• [SHORT EXERCISE]: Reproduce all the entries precisely.
RECORD EXCERPTS start
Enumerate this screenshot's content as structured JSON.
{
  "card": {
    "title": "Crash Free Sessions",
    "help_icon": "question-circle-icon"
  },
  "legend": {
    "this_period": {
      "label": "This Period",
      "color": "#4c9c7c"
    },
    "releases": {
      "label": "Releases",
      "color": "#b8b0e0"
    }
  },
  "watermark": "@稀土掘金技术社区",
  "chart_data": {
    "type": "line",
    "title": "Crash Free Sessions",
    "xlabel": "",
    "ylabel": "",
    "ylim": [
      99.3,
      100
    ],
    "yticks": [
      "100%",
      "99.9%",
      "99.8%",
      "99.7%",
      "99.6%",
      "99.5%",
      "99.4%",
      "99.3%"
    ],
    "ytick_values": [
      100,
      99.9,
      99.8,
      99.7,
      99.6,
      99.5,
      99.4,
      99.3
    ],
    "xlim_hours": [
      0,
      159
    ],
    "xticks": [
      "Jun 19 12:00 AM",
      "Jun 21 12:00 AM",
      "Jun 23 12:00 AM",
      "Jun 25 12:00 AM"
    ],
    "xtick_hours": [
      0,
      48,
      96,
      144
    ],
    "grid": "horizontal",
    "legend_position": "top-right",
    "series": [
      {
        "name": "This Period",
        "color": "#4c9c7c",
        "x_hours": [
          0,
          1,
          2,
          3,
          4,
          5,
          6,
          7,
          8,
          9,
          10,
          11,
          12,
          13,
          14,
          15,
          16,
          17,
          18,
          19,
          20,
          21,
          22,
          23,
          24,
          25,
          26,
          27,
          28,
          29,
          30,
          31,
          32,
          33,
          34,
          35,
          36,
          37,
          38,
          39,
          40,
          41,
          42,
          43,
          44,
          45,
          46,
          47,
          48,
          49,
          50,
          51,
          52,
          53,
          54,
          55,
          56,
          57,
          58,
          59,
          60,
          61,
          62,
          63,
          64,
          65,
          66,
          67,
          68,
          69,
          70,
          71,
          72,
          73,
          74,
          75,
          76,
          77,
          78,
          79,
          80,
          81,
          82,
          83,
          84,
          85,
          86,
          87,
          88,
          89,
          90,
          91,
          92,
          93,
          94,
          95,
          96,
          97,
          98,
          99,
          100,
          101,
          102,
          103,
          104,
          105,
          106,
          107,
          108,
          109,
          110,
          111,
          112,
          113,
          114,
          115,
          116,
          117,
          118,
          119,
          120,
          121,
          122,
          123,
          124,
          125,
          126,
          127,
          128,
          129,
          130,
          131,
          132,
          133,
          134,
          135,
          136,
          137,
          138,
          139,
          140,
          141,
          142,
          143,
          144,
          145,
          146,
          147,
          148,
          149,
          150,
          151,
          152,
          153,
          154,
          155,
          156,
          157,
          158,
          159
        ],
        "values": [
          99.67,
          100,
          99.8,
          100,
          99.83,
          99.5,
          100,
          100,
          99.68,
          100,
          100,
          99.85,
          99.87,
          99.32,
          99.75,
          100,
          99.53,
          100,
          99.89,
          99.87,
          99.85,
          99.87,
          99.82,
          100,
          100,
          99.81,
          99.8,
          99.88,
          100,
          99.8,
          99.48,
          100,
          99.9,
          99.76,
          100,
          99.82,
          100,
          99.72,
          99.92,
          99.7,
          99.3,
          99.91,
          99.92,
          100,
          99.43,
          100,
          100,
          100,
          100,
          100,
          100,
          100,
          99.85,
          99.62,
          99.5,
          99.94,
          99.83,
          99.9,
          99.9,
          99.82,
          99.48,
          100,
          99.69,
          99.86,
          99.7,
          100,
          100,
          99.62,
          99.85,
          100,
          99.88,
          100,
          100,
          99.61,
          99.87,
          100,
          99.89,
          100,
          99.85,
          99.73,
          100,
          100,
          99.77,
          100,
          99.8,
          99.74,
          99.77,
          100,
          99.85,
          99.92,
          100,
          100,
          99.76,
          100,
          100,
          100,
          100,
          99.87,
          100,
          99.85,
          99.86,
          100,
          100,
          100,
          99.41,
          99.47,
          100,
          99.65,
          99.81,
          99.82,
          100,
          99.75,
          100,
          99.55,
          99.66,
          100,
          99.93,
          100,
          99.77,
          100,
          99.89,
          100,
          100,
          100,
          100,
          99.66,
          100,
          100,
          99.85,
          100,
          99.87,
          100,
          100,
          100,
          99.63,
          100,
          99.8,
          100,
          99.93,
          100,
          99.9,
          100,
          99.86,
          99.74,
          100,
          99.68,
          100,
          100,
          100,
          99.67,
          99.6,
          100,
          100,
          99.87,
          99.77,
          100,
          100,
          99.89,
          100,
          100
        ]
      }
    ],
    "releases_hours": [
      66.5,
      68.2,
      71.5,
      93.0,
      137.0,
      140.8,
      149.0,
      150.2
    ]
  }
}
RECORD EXCERPTS end
• [SOLUTION BELOW]:
Enumerate this screenshot's content as structured JSON.
{
  "card": {
    "title": "Crash Free Sessions",
    "help_icon": "question-circle-icon"
  },
  "legend": {
    "this_period": {
      "label": "This Period",
      "color": "#4c9c7c"
    },
    "releases": {
      "label": "Releases",
      "color": "#b8b0e0"
    }
  },
  "watermark": "@稀土掘金技术社区",
  "chart_data": {
    "type": "line",
    "title": "Crash Free Sessions",
    "xlabel": "",
    "ylabel": "",
    "ylim": [
      99.3,
      100
    ],
    "yticks": [
      "100%",
      "99.9%",
      "99.8%",
      "99.7%",
      "99.6%",
      "99.5%",
      "99.4%",
      "99.3%"
    ],
    "ytick_values": [
      100,
      99.9,
      99.8,
      99.7,
      99.6,
      99.5,
      99.4,
      99.3
    ],
    "xlim_hours": [
      0,
      159
    ],
    "xticks": [
      "Jun 19 12:00 AM",
      "Jun 21 12:00 AM",
      "Jun 23 12:00 AM",
      "Jun 25 12:00 AM"
    ],
    "xtick_hours": [
      0,
      48,
      96,
      144
    ],
    "grid": "horizontal",
    "legend_position": "top-right",
    "series": [
      {
        "name": "This Period",
        "color": "#4c9c7c",
        "x_hours": [
          0,
          1,
          2,
          3,
          4,
          5,
          6,
          7,
          8,
          9,
          10,
          11,
          12,
          13,
          14,
          15,
          16,
          17,
          18,
          19,
          20,
          21,
          22,
          23,
          24,
          25,
          26,
          27,
          28,
          29,
          30,
          31,
          32,
          33,
          34,
          35,
          36,
          37,
          38,
          39,
          40,
          41,
          42,
          43,
          44,
          45,
          46,
          47,
          48,
          49,
          50,
          51,
          52,
          53,
          54,
          55,
          56,
          57,
          58,
          59,
          60,
          61,
          62,
          63,
          64,
          65,
          66,
          67,
          68,
          69,
          70,
          71,
          72,
          73,
          74,
          75,
          76,
          77,
          78,
          79,
          80,
          81,
          82,
          83,
          84,
          85,
          86,
          87,
          88,
          89,
          90,
          91,
          92,
          93,
          94,
          95,
          96,
          97,
          98,
          99,
          100,
          101,
          102,
          103,
          104,
          105,
          106,
          107,
          108,
          109,
          110,
          111,
          112,
          113,
          114,
          115,
          116,
          117,
          118,
          119,
          120,
          121,
          122,
          123,
          124,
          125,
          126,
          127,
          128,
          129,
          130,
          131,
          132,
          133,
          134,
          135,
          136,
          137,
          138,
          139,
          140,
          141,
          142,
          143,
          144,
          145,
          146,
          147,
          148,
          149,
          150,
          151,
          152,
          153,
          154,
          155,
          156,
          157,
          158,
          159
        ],
        "values": [
          99.67,
          100,
          99.8,
          100,
          99.83,
          99.5,
          100,
          100,
          99.68,
          100,
          100,
          99.85,
          99.87,
          99.32,
          99.75,
          100,
          99.53,
          100,
          99.89,
          99.87,
          99.85,
          99.87,
          99.82,
          100,
          100,
          99.81,
          99.8,
          99.88,
          100,
          99.8,
          99.48,
          100,
          99.9,
          99.76,
          100,
          99.82,
          100,
          99.72,
          99.92,
          99.7,
          99.3,
          99.91,
          99.92,
          100,
          99.43,
          100,
          100,
          100,
          100,
          100,
          100,
          100,
          99.85,
          99.62,
          99.5,
          99.94,
          99.83,
          99.9,
          99.9,
          99.82,
          99.48,
          100,
          99.69,
          99.86,
          99.7,
          100,
          100,
          99.62,
          99.85,
          100,
          99.88,
          100,
          100,
          99.61,
          99.87,
          100,
          99.89,
          100,
          99.85,
          99.73,
          100,
          100,
          99.77,
          100,
          99.8,
          99.74,
          99.77,
          100,
          99.85,
          99.92,
          100,
          100,
          99.76,
          100,
          100,
          100,
          100,
          99.87,
          100,
          99.85,
          99.86,
          100,
          100,
          100,
          99.41,
          99.47,
          100,
          99.65,
          99.81,
          99.82,
          100,
          99.75,
          100,
          99.55,
          99.66,
          100,
          99.93,
          100,
          99.77,
          100,
          99.89,
          100,
          100,
          100,
          100,
          99.66,
          100,
          100,
          99.85,
          100,
          99.87,
          100,
          100,
          100,
          99.63,
          100,
          99.8,
          100,
          99.93,
          100,
          99.9,
          100,
          99.86,
          99.74,
          100,
          99.68,
          100,
          100,
          100,
          99.67,
          99.6,
          100,
          100,
          99.87,
          99.77,
          100,
          100,
          99.89,
          100,
          100
        ]
      }
    ],
    "releases_hours": [
      66.5,
      68.2,
      71.5,
      93.0,
      137.0,
      140.8,
      149.0,
      150.2
    ]
  }
}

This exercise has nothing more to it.